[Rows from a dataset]
>>>

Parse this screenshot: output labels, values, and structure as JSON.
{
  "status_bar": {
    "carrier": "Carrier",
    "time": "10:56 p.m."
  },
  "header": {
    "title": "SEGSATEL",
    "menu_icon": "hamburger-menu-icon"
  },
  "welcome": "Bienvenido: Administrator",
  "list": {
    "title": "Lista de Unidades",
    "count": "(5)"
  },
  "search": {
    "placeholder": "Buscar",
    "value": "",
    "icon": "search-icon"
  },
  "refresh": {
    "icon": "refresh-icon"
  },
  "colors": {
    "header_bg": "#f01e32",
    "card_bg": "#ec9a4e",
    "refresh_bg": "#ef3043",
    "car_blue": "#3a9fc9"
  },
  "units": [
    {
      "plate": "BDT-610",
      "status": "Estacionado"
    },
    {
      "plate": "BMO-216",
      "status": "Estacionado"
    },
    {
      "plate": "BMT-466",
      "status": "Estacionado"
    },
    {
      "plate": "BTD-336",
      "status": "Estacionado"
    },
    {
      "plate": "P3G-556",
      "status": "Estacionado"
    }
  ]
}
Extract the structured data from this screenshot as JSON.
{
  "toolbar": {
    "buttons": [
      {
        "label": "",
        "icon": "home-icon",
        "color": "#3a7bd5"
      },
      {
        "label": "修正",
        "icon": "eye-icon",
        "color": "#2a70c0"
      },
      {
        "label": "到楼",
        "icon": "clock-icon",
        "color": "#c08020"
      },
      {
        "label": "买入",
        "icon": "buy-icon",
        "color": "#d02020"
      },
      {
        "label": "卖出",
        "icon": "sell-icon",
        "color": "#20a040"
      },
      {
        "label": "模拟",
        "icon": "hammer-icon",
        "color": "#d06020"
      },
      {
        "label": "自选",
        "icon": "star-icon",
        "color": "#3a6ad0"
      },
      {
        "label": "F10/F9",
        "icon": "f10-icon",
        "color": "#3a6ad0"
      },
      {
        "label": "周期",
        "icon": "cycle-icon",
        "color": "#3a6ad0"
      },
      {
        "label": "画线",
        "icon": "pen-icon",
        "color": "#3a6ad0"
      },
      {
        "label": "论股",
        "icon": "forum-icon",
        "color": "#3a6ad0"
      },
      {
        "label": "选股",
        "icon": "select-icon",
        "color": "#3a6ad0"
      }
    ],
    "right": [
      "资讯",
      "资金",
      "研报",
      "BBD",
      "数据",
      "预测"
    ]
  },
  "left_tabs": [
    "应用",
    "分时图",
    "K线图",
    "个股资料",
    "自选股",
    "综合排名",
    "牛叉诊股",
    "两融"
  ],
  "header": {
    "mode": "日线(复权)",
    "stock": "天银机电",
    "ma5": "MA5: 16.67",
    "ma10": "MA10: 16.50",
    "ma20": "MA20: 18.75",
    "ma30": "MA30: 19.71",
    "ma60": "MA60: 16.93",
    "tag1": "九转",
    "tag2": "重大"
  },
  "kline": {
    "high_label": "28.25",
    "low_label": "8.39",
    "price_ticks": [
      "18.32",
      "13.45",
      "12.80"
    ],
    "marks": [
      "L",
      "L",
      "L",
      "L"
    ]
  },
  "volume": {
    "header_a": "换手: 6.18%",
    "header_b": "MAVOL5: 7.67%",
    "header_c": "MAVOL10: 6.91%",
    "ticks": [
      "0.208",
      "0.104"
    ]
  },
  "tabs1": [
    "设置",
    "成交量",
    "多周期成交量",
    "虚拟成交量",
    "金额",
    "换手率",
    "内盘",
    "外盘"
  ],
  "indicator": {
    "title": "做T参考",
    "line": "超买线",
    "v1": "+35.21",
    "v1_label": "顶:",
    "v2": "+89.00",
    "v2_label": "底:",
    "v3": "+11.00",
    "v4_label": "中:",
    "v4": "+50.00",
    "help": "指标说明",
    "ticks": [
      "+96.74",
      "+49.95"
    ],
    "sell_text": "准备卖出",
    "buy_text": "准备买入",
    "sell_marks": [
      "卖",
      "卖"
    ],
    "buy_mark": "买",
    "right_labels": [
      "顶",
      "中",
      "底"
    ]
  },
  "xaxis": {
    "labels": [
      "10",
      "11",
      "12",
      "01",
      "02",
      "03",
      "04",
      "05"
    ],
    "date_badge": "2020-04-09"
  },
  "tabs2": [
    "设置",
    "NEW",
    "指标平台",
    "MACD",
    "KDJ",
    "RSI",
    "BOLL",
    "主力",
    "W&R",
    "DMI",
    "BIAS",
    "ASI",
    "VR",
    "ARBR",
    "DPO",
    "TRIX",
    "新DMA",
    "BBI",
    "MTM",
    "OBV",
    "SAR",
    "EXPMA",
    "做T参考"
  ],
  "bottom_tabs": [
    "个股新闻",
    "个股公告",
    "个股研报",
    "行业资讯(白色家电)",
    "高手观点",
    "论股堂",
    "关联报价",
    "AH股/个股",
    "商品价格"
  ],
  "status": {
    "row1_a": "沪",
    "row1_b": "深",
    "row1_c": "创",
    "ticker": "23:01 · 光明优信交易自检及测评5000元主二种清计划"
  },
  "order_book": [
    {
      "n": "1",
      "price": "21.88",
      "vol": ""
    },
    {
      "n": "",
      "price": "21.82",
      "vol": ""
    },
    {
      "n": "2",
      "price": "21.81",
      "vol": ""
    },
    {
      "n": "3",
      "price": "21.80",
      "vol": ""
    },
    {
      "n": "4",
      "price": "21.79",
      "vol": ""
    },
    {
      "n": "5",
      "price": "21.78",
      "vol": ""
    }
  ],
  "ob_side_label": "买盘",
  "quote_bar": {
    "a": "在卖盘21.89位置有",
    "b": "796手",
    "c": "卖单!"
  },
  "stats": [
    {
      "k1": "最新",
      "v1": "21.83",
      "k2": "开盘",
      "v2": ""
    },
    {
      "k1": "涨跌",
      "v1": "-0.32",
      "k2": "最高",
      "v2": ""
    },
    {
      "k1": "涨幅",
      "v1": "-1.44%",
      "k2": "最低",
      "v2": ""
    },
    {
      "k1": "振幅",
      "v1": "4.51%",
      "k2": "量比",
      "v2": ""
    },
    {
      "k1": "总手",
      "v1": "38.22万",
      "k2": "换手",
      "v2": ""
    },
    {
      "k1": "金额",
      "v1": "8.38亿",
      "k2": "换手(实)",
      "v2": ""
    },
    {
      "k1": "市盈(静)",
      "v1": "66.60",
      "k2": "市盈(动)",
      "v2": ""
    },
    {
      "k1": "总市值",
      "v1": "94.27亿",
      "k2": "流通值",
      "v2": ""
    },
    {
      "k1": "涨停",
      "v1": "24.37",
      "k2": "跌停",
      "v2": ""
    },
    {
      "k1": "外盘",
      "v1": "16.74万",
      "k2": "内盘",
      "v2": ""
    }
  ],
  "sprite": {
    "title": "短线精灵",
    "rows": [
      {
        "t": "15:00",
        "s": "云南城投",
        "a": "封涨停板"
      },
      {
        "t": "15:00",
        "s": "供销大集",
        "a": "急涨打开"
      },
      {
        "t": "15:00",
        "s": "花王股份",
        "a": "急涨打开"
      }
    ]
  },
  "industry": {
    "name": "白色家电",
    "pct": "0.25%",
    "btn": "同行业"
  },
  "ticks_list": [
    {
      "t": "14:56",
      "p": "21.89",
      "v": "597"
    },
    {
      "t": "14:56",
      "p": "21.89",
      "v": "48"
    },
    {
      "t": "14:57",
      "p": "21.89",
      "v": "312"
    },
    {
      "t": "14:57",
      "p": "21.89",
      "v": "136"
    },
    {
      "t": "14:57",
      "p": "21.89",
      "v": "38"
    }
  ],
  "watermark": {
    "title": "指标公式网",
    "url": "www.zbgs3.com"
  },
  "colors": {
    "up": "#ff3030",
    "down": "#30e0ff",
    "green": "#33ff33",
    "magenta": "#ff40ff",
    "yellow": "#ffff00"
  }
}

<<<

→ **Exercise**
Identify all lines where the word "screenshot" shows up. Copy them.

→ **Exercise solution**
Parse this screenshot: output labels, values, and structure as JSON.
Extract the structured data from this screenshot as JSON.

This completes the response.